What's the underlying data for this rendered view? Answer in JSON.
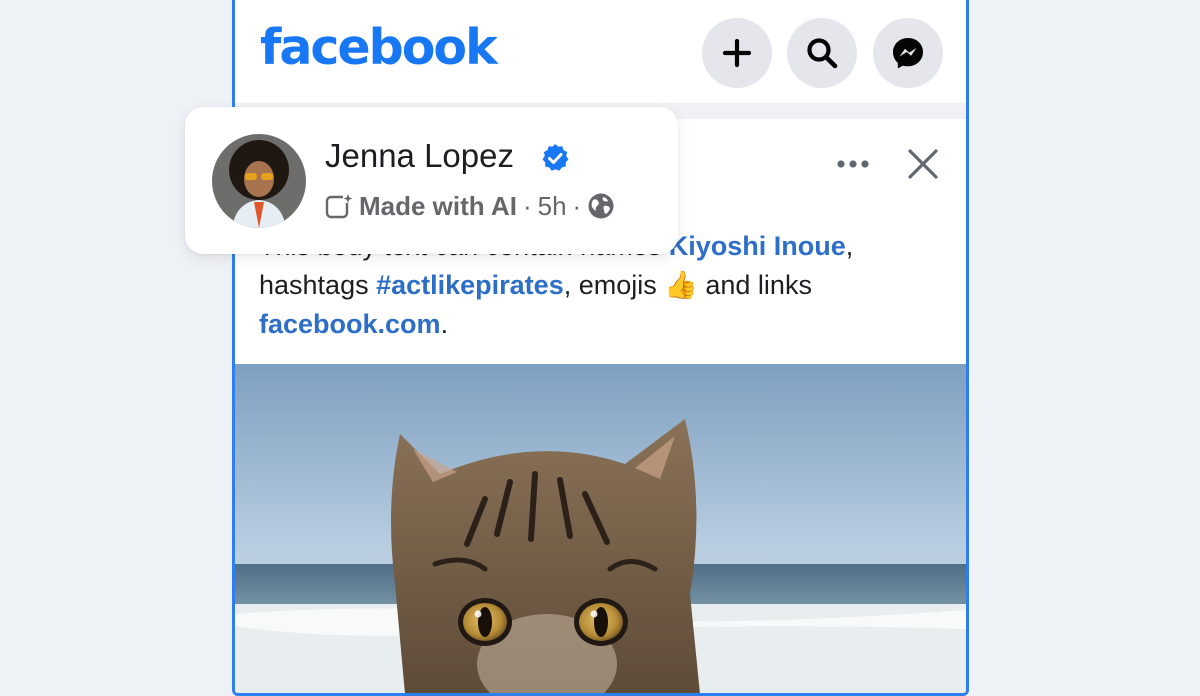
{
  "header": {
    "logo_text": "facebook",
    "buttons": [
      {
        "name": "create",
        "icon": "plus-icon"
      },
      {
        "name": "search",
        "icon": "search-icon"
      },
      {
        "name": "messenger",
        "icon": "messenger-icon"
      }
    ]
  },
  "author": {
    "name": "Jenna Lopez",
    "verified": true,
    "ai_label": "Made with AI",
    "separator": "·",
    "time": "5h",
    "audience_icon": "globe-icon"
  },
  "post": {
    "body_line1_text": "This body text can contain names ",
    "body_link_name": "Kiyoshi Inoue",
    "body_line1_end": ",",
    "body_line2_text": "hashtags ",
    "body_hashtag": "#actlikepirates",
    "body_line2_mid": ", emojis ",
    "body_emoji": "👍",
    "body_line2_end": " and links",
    "body_link_url": "facebook.com",
    "body_line3_end": ".",
    "image_subject": "tabby cat on a beach"
  },
  "colors": {
    "brand_blue": "#1877f2",
    "link_blue": "#2d6fc8",
    "frame_blue": "#2d7ff0",
    "button_grey": "#e4e6eb",
    "background": "#eef1f5"
  }
}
____________
SHORT PROBLEM = Quote the preceding listing precisely and completely, omitting its images.

EXPECTED ANSWER =
What's the underlying data for this rendered view? Answer in JSON.
{
  "header": {
    "logo_text": "facebook",
    "buttons": [
      {
        "name": "create",
        "icon": "plus-icon"
      },
      {
        "name": "search",
        "icon": "search-icon"
      },
      {
        "name": "messenger",
        "icon": "messenger-icon"
      }
    ]
  },
  "author": {
    "name": "Jenna Lopez",
    "verified": true,
    "ai_label": "Made with AI",
    "separator": "·",
    "time": "5h",
    "audience_icon": "globe-icon"
  },
  "post": {
    "body_line1_text": "This body text can contain names ",
    "body_link_name": "Kiyoshi Inoue",
    "body_line1_end": ",",
    "body_line2_text": "hashtags ",
    "body_hashtag": "#actlikepirates",
    "body_line2_mid": ", emojis ",
    "body_emoji": "👍",
    "body_line2_end": " and links",
    "body_link_url": "facebook.com",
    "body_line3_end": ".",
    "image_subject": "tabby cat on a beach"
  },
  "colors": {
    "brand_blue": "#1877f2",
    "link_blue": "#2d6fc8",
    "frame_blue": "#2d7ff0",
    "button_grey": "#e4e6eb",
    "background": "#eef1f5"
  }
}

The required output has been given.